EXTRACTED INFORMATION =>
# # # # #

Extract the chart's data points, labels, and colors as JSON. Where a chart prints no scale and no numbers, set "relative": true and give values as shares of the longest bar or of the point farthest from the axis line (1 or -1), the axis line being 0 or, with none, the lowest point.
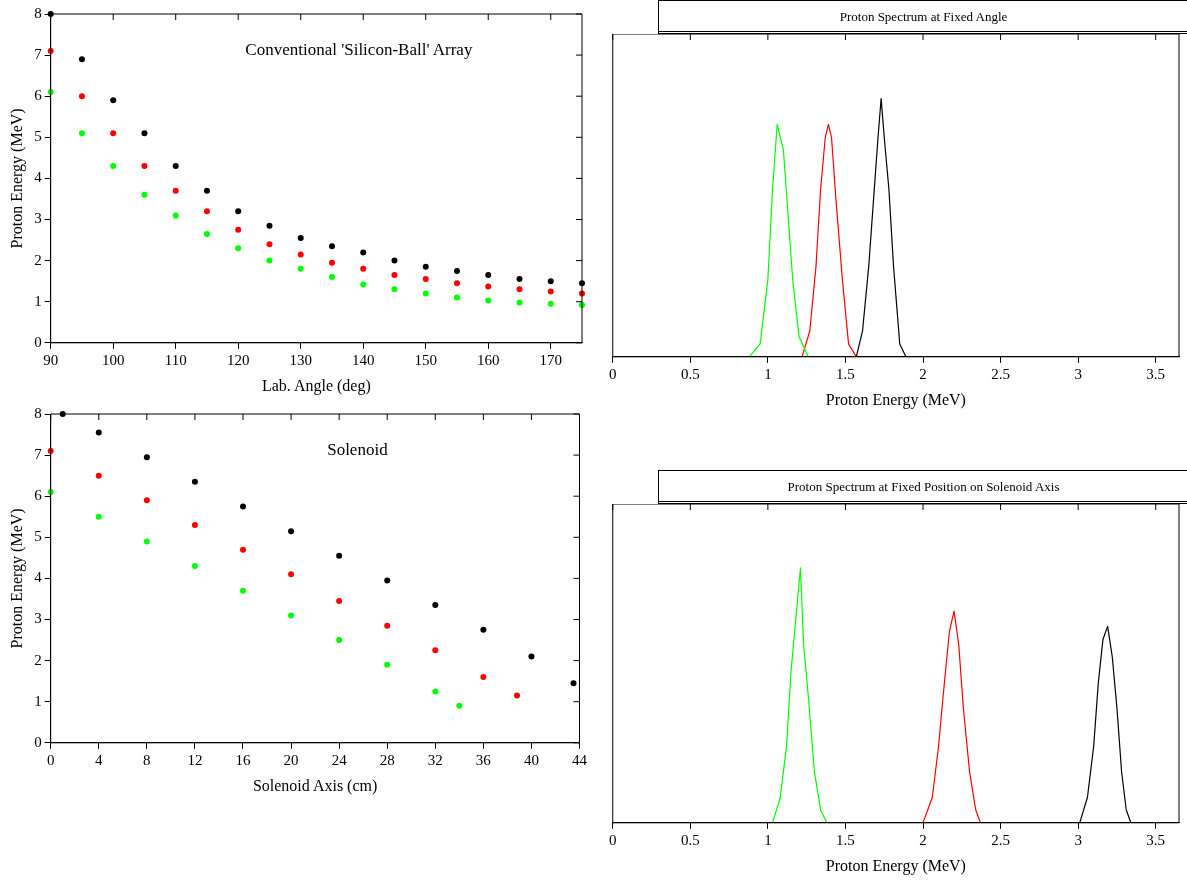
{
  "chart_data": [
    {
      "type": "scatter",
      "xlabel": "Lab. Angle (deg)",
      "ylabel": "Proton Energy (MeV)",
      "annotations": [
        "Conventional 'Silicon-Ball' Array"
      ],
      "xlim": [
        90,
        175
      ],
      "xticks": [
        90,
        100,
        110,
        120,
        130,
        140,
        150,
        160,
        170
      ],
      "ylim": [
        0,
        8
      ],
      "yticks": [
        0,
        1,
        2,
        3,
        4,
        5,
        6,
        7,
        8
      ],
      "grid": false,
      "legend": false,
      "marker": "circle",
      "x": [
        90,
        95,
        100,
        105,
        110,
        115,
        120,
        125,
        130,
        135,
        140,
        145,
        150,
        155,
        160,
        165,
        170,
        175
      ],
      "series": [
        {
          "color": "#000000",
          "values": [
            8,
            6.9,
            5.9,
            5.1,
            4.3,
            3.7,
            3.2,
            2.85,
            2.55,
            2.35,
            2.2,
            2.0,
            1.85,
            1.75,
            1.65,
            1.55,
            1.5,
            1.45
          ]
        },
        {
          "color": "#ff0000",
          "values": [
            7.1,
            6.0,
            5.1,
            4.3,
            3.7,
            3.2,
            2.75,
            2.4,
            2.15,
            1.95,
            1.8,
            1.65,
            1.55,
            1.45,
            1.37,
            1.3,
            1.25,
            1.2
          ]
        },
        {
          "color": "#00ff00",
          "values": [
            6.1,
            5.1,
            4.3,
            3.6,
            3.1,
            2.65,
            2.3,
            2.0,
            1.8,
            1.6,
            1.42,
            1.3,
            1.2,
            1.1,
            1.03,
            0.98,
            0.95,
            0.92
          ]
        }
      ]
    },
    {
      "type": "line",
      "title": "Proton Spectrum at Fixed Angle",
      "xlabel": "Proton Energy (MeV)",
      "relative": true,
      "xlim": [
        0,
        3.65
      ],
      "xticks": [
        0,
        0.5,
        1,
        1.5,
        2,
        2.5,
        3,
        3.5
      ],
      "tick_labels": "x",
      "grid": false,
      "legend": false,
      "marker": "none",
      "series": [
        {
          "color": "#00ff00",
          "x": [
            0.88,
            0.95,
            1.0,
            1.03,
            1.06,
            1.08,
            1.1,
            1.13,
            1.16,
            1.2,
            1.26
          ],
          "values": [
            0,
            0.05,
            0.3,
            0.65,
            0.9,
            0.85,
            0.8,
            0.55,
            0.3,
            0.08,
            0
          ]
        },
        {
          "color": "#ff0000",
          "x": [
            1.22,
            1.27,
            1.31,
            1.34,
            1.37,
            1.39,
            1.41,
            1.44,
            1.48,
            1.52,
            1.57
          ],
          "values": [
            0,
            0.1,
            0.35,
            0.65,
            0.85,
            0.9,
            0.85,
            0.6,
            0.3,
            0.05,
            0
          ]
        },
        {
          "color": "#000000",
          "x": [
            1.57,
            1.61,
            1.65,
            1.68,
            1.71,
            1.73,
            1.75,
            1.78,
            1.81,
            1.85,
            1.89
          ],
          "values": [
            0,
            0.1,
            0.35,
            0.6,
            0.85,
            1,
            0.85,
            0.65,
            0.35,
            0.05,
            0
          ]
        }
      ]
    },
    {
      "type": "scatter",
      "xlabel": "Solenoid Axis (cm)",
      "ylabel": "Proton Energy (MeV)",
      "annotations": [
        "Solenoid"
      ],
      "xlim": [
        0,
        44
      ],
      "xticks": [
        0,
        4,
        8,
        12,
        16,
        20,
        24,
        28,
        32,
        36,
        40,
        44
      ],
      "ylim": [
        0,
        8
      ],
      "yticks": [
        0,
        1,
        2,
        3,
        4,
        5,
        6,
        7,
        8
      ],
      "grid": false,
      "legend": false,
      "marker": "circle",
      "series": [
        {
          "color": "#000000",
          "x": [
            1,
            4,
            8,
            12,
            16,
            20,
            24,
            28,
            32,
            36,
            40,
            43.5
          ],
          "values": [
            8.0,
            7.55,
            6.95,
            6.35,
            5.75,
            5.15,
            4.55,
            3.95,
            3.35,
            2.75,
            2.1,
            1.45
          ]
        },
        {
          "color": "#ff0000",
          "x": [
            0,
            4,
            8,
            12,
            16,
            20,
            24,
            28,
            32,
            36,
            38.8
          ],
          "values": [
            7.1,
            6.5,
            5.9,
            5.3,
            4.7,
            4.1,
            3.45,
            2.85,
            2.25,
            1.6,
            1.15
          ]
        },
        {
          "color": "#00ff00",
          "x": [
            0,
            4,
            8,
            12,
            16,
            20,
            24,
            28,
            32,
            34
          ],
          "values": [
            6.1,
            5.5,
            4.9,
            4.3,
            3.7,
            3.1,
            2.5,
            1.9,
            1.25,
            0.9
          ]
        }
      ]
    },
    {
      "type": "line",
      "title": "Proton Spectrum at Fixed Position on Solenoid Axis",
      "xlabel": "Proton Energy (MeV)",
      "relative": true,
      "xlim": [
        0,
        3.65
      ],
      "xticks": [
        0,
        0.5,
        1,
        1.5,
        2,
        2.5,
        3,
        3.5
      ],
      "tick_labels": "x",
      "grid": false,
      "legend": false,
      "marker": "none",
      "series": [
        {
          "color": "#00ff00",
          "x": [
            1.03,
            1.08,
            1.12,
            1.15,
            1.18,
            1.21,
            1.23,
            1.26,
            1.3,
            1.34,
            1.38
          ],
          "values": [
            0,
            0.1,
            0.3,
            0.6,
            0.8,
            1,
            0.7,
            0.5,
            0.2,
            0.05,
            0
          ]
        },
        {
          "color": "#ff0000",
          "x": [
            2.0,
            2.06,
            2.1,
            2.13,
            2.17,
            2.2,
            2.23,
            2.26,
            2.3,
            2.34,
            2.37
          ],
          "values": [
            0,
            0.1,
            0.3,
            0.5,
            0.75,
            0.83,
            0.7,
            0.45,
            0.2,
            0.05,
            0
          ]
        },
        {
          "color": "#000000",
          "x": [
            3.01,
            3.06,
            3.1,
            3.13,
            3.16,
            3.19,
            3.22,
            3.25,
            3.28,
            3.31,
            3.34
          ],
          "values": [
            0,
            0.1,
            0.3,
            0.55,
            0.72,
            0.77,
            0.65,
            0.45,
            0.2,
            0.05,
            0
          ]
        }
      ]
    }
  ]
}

# # # # #

EXERCISE GOAL =>
Omit any images, then output the listing exactly.

SOLUTION FOR THIS TASK =>
Extract the chart's data points, labels, and colors as JSON. Where a chart prints no scale and no numbers, set "relative": true and give values as shares of the longest bar or of the point farthest from the axis line (1 or -1), the axis line being 0 or, with none, the lowest point.
{
  "chart_data": [
    {
      "type": "scatter",
      "xlabel": "Lab. Angle (deg)",
      "ylabel": "Proton Energy (MeV)",
      "annotations": [
        "Conventional 'Silicon-Ball' Array"
      ],
      "xlim": [
        90,
        175
      ],
      "xticks": [
        90,
        100,
        110,
        120,
        130,
        140,
        150,
        160,
        170
      ],
      "ylim": [
        0,
        8
      ],
      "yticks": [
        0,
        1,
        2,
        3,
        4,
        5,
        6,
        7,
        8
      ],
      "grid": false,
      "legend": false,
      "marker": "circle",
      "x": [
        90,
        95,
        100,
        105,
        110,
        115,
        120,
        125,
        130,
        135,
        140,
        145,
        150,
        155,
        160,
        165,
        170,
        175
      ],
      "series": [
        {
          "color": "#000000",
          "values": [
            8,
            6.9,
            5.9,
            5.1,
            4.3,
            3.7,
            3.2,
            2.85,
            2.55,
            2.35,
            2.2,
            2.0,
            1.85,
            1.75,
            1.65,
            1.55,
            1.5,
            1.45
          ]
        },
        {
          "color": "#ff0000",
          "values": [
            7.1,
            6.0,
            5.1,
            4.3,
            3.7,
            3.2,
            2.75,
            2.4,
            2.15,
            1.95,
            1.8,
            1.65,
            1.55,
            1.45,
            1.37,
            1.3,
            1.25,
            1.2
          ]
        },
        {
          "color": "#00ff00",
          "values": [
            6.1,
            5.1,
            4.3,
            3.6,
            3.1,
            2.65,
            2.3,
            2.0,
            1.8,
            1.6,
            1.42,
            1.3,
            1.2,
            1.1,
            1.03,
            0.98,
            0.95,
            0.92
          ]
        }
      ]
    },
    {
      "type": "line",
      "title": "Proton Spectrum at Fixed Angle",
      "xlabel": "Proton Energy (MeV)",
      "relative": true,
      "xlim": [
        0,
        3.65
      ],
      "xticks": [
        0,
        0.5,
        1,
        1.5,
        2,
        2.5,
        3,
        3.5
      ],
      "tick_labels": "x",
      "grid": false,
      "legend": false,
      "marker": "none",
      "series": [
        {
          "color": "#00ff00",
          "x": [
            0.88,
            0.95,
            1.0,
            1.03,
            1.06,
            1.08,
            1.1,
            1.13,
            1.16,
            1.2,
            1.26
          ],
          "values": [
            0,
            0.05,
            0.3,
            0.65,
            0.9,
            0.85,
            0.8,
            0.55,
            0.3,
            0.08,
            0
          ]
        },
        {
          "color": "#ff0000",
          "x": [
            1.22,
            1.27,
            1.31,
            1.34,
            1.37,
            1.39,
            1.41,
            1.44,
            1.48,
            1.52,
            1.57
          ],
          "values": [
            0,
            0.1,
            0.35,
            0.65,
            0.85,
            0.9,
            0.85,
            0.6,
            0.3,
            0.05,
            0
          ]
        },
        {
          "color": "#000000",
          "x": [
            1.57,
            1.61,
            1.65,
            1.68,
            1.71,
            1.73,
            1.75,
            1.78,
            1.81,
            1.85,
            1.89
          ],
          "values": [
            0,
            0.1,
            0.35,
            0.6,
            0.85,
            1,
            0.85,
            0.65,
            0.35,
            0.05,
            0
          ]
        }
      ]
    },
    {
      "type": "scatter",
      "xlabel": "Solenoid Axis (cm)",
      "ylabel": "Proton Energy (MeV)",
      "annotations": [
        "Solenoid"
      ],
      "xlim": [
        0,
        44
      ],
      "xticks": [
        0,
        4,
        8,
        12,
        16,
        20,
        24,
        28,
        32,
        36,
        40,
        44
      ],
      "ylim": [
        0,
        8
      ],
      "yticks": [
        0,
        1,
        2,
        3,
        4,
        5,
        6,
        7,
        8
      ],
      "grid": false,
      "legend": false,
      "marker": "circle",
      "series": [
        {
          "color": "#000000",
          "x": [
            1,
            4,
            8,
            12,
            16,
            20,
            24,
            28,
            32,
            36,
            40,
            43.5
          ],
          "values": [
            8.0,
            7.55,
            6.95,
            6.35,
            5.75,
            5.15,
            4.55,
            3.95,
            3.35,
            2.75,
            2.1,
            1.45
          ]
        },
        {
          "color": "#ff0000",
          "x": [
            0,
            4,
            8,
            12,
            16,
            20,
            24,
            28,
            32,
            36,
            38.8
          ],
          "values": [
            7.1,
            6.5,
            5.9,
            5.3,
            4.7,
            4.1,
            3.45,
            2.85,
            2.25,
            1.6,
            1.15
          ]
        },
        {
          "color": "#00ff00",
          "x": [
            0,
            4,
            8,
            12,
            16,
            20,
            24,
            28,
            32,
            34
          ],
          "values": [
            6.1,
            5.5,
            4.9,
            4.3,
            3.7,
            3.1,
            2.5,
            1.9,
            1.25,
            0.9
          ]
        }
      ]
    },
    {
      "type": "line",
      "title": "Proton Spectrum at Fixed Position on Solenoid Axis",
      "xlabel": "Proton Energy (MeV)",
      "relative": true,
      "xlim": [
        0,
        3.65
      ],
      "xticks": [
        0,
        0.5,
        1,
        1.5,
        2,
        2.5,
        3,
        3.5
      ],
      "tick_labels": "x",
      "grid": false,
      "legend": false,
      "marker": "none",
      "series": [
        {
          "color": "#00ff00",
          "x": [
            1.03,
            1.08,
            1.12,
            1.15,
            1.18,
            1.21,
            1.23,
            1.26,
            1.3,
            1.34,
            1.38
          ],
          "values": [
            0,
            0.1,
            0.3,
            0.6,
            0.8,
            1,
            0.7,
            0.5,
            0.2,
            0.05,
            0
          ]
        },
        {
          "color": "#ff0000",
          "x": [
            2.0,
            2.06,
            2.1,
            2.13,
            2.17,
            2.2,
            2.23,
            2.26,
            2.3,
            2.34,
            2.37
          ],
          "values": [
            0,
            0.1,
            0.3,
            0.5,
            0.75,
            0.83,
            0.7,
            0.45,
            0.2,
            0.05,
            0
          ]
        },
        {
          "color": "#000000",
          "x": [
            3.01,
            3.06,
            3.1,
            3.13,
            3.16,
            3.19,
            3.22,
            3.25,
            3.28,
            3.31,
            3.34
          ],
          "values": [
            0,
            0.1,
            0.3,
            0.55,
            0.72,
            0.77,
            0.65,
            0.45,
            0.2,
            0.05,
            0
          ]
        }
      ]
    }
  ]
}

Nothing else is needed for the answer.